* [What is asked]: Copy down all of the data underneath, exactly as shown.
BEGIN
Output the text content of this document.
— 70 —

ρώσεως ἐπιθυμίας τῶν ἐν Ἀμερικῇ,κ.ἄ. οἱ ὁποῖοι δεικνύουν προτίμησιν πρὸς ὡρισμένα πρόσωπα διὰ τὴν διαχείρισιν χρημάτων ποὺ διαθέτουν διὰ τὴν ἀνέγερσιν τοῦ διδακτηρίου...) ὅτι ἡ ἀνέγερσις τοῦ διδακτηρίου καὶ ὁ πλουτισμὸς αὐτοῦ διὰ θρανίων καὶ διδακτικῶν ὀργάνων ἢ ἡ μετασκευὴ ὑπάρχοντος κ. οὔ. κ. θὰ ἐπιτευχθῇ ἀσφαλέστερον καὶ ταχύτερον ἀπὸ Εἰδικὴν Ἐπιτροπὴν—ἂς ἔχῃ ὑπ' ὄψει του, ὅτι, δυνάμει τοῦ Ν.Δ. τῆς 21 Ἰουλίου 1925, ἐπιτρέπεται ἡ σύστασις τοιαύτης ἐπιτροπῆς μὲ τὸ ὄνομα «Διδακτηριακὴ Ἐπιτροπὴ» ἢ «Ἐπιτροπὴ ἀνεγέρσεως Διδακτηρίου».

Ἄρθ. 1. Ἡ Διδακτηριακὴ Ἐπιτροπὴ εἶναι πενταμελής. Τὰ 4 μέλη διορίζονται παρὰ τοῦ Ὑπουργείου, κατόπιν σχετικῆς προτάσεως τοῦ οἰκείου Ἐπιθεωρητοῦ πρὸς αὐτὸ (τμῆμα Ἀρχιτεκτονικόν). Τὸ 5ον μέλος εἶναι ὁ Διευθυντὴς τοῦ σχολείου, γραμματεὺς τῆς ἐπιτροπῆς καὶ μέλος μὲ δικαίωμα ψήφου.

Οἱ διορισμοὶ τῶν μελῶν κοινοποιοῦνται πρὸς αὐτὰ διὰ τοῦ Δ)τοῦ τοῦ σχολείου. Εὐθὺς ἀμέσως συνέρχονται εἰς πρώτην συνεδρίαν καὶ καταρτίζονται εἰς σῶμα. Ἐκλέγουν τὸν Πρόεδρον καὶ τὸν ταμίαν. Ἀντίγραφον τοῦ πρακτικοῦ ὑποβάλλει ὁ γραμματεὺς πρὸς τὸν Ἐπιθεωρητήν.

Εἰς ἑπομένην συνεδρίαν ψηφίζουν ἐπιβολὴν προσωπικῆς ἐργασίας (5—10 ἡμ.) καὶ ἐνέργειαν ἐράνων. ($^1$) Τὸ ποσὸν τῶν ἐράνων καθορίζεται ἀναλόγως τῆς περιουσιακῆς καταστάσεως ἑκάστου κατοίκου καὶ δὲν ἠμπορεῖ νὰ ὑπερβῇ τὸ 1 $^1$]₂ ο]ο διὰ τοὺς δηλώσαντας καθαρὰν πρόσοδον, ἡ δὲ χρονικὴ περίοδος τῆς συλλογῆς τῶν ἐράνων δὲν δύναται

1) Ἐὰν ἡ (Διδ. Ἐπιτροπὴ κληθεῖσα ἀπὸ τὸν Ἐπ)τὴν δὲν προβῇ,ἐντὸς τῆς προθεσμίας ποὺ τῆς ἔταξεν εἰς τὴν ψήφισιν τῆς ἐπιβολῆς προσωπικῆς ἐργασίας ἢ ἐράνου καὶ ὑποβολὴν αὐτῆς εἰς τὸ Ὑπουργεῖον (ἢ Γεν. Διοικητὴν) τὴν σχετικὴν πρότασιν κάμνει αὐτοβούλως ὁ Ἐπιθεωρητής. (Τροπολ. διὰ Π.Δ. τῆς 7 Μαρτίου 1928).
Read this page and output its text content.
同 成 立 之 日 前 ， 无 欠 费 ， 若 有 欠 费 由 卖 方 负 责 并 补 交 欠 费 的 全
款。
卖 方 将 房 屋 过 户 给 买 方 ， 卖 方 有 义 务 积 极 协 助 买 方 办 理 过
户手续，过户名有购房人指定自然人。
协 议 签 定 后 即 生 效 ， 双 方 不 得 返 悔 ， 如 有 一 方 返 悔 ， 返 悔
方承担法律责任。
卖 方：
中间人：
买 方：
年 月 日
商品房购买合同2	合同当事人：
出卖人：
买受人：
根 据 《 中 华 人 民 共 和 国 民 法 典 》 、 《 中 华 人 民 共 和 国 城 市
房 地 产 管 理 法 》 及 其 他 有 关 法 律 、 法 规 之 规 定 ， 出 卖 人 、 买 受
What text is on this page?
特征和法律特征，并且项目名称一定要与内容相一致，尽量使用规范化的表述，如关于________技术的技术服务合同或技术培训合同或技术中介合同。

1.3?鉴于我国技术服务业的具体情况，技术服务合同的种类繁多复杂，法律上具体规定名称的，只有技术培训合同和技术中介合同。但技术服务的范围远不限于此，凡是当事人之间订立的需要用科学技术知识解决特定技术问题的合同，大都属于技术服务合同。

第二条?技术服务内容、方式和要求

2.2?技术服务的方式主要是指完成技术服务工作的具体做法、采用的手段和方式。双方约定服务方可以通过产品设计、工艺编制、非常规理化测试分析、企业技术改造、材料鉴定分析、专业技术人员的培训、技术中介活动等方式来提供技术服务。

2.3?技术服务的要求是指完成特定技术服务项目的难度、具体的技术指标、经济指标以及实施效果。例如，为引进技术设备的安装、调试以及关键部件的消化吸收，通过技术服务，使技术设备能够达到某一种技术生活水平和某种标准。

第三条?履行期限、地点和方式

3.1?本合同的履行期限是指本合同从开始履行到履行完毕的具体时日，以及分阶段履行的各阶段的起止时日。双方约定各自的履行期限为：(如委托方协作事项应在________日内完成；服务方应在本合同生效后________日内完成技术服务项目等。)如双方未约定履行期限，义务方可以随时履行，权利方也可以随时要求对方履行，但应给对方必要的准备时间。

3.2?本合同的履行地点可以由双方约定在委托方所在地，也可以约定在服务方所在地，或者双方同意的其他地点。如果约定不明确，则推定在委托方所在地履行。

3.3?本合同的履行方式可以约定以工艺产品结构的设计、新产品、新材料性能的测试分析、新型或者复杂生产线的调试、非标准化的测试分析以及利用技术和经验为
END
* [Task response]:
Output the text content of this document.
— 70 —

ρώσεως ἐπιθυμίας τῶν ἐν Ἀμερικῇ,κ.ἄ. οἱ ὁποῖοι δεικνύουν προτίμησιν πρὸς ὡρισμένα πρόσωπα διὰ τὴν διαχείρισιν χρημάτων ποὺ διαθέτουν διὰ τὴν ἀνέγερσιν τοῦ διδακτηρίου...) ὅτι ἡ ἀνέγερσις τοῦ διδακτηρίου καὶ ὁ πλουτισμὸς αὐτοῦ διὰ θρανίων καὶ διδακτικῶν ὀργάνων ἢ ἡ μετασκευὴ ὑπάρχοντος κ. οὔ. κ. θὰ ἐπιτευχθῇ ἀσφαλέστερον καὶ ταχύτερον ἀπὸ Εἰδικὴν Ἐπιτροπὴν—ἂς ἔχῃ ὑπ' ὄψει του, ὅτι, δυνάμει τοῦ Ν.Δ. τῆς 21 Ἰουλίου 1925, ἐπιτρέπεται ἡ σύστασις τοιαύτης ἐπιτροπῆς μὲ τὸ ὄνομα «Διδακτηριακὴ Ἐπιτροπὴ» ἢ «Ἐπιτροπὴ ἀνεγέρσεως Διδακτηρίου».

Ἄρθ. 1. Ἡ Διδακτηριακὴ Ἐπιτροπὴ εἶναι πενταμελής. Τὰ 4 μέλη διορίζονται παρὰ τοῦ Ὑπουργείου, κατόπιν σχετικῆς προτάσεως τοῦ οἰκείου Ἐπιθεωρητοῦ πρὸς αὐτὸ (τμῆμα Ἀρχιτεκτονικόν). Τὸ 5ον μέλος εἶναι ὁ Διευθυντὴς τοῦ σχολείου, γραμματεὺς τῆς ἐπιτροπῆς καὶ μέλος μὲ δικαίωμα ψήφου.

Οἱ διορισμοὶ τῶν μελῶν κοινοποιοῦνται πρὸς αὐτὰ διὰ τοῦ Δ)τοῦ τοῦ σχολείου. Εὐθὺς ἀμέσως συνέρχονται εἰς πρώτην συνεδρίαν καὶ καταρτίζονται εἰς σῶμα. Ἐκλέγουν τὸν Πρόεδρον καὶ τὸν ταμίαν. Ἀντίγραφον τοῦ πρακτικοῦ ὑποβάλλει ὁ γραμματεὺς πρὸς τὸν Ἐπιθεωρητήν.

Εἰς ἑπομένην συνεδρίαν ψηφίζουν ἐπιβολὴν προσωπικῆς ἐργασίας (5—10 ἡμ.) καὶ ἐνέργειαν ἐράνων. ($^1$) Τὸ ποσὸν τῶν ἐράνων καθορίζεται ἀναλόγως τῆς περιουσιακῆς καταστάσεως ἑκάστου κατοίκου καὶ δὲν ἠμπορεῖ νὰ ὑπερβῇ τὸ 1 $^1$]₂ ο]ο διὰ τοὺς δηλώσαντας καθαρὰν πρόσοδον, ἡ δὲ χρονικὴ περίοδος τῆς συλλογῆς τῶν ἐράνων δὲν δύναται

1) Ἐὰν ἡ (Διδ. Ἐπιτροπὴ κληθεῖσα ἀπὸ τὸν Ἐπ)τὴν δὲν προβῇ,ἐντὸς τῆς προθεσμίας ποὺ τῆς ἔταξεν εἰς τὴν ψήφισιν τῆς ἐπιβολῆς προσωπικῆς ἐργασίας ἢ ἐράνου καὶ ὑποβολὴν αὐτῆς εἰς τὸ Ὑπουργεῖον (ἢ Γεν. Διοικητὴν) τὴν σχετικὴν πρότασιν κάμνει αὐτοβούλως ὁ Ἐπιθεωρητής. (Τροπολ. διὰ Π.Δ. τῆς 7 Μαρτίου 1928).
Read this page and output its text content.
同 成 立 之 日 前 ， 无 欠 费 ， 若 有 欠 费 由 卖 方 负 责 并 补 交 欠 费 的 全
款。
卖 方 将 房 屋 过 户 给 买 方 ， 卖 方 有 义 务 积 极 协 助 买 方 办 理 过
户手续，过户名有购房人指定自然人。
协 议 签 定 后 即 生 效 ， 双 方 不 得 返 悔 ， 如 有 一 方 返 悔 ， 返 悔
方承担法律责任。
卖 方：
中间人：
买 方：
年 月 日
商品房购买合同2	合同当事人：
出卖人：
买受人：
根 据 《 中 华 人 民 共 和 国 民 法 典 》 、 《 中 华 人 民 共 和 国 城 市
房 地 产 管 理 法 》 及 其 他 有 关 法 律 、 法 规 之 规 定 ， 出 卖 人 、 买 受
What text is on this page?
特征和法律特征，并且项目名称一定要与内容相一致，尽量使用规范化的表述，如关于________技术的技术服务合同或技术培训合同或技术中介合同。

1.3?鉴于我国技术服务业的具体情况，技术服务合同的种类繁多复杂，法律上具体规定名称的，只有技术培训合同和技术中介合同。但技术服务的范围远不限于此，凡是当事人之间订立的需要用科学技术知识解决特定技术问题的合同，大都属于技术服务合同。

第二条?技术服务内容、方式和要求

2.2?技术服务的方式主要是指完成技术服务工作的具体做法、采用的手段和方式。双方约定服务方可以通过产品设计、工艺编制、非常规理化测试分析、企业技术改造、材料鉴定分析、专业技术人员的培训、技术中介活动等方式来提供技术服务。

2.3?技术服务的要求是指完成特定技术服务项目的难度、具体的技术指标、经济指标以及实施效果。例如，为引进技术设备的安装、调试以及关键部件的消化吸收，通过技术服务，使技术设备能够达到某一种技术生活水平和某种标准。

第三条?履行期限、地点和方式

3.1?本合同的履行期限是指本合同从开始履行到履行完毕的具体时日，以及分阶段履行的各阶段的起止时日。双方约定各自的履行期限为：(如委托方协作事项应在________日内完成；服务方应在本合同生效后________日内完成技术服务项目等。)如双方未约定履行期限，义务方可以随时履行，权利方也可以随时要求对方履行，但应给对方必要的准备时间。

3.2?本合同的履行地点可以由双方约定在委托方所在地，也可以约定在服务方所在地，或者双方同意的其他地点。如果约定不明确，则推定在委托方所在地履行。

3.3?本合同的履行方式可以约定以工艺产品结构的设计、新产品、新材料性能的测试分析、新型或者复杂生产线的调试、非标准化的测试分析以及利用技术和经验为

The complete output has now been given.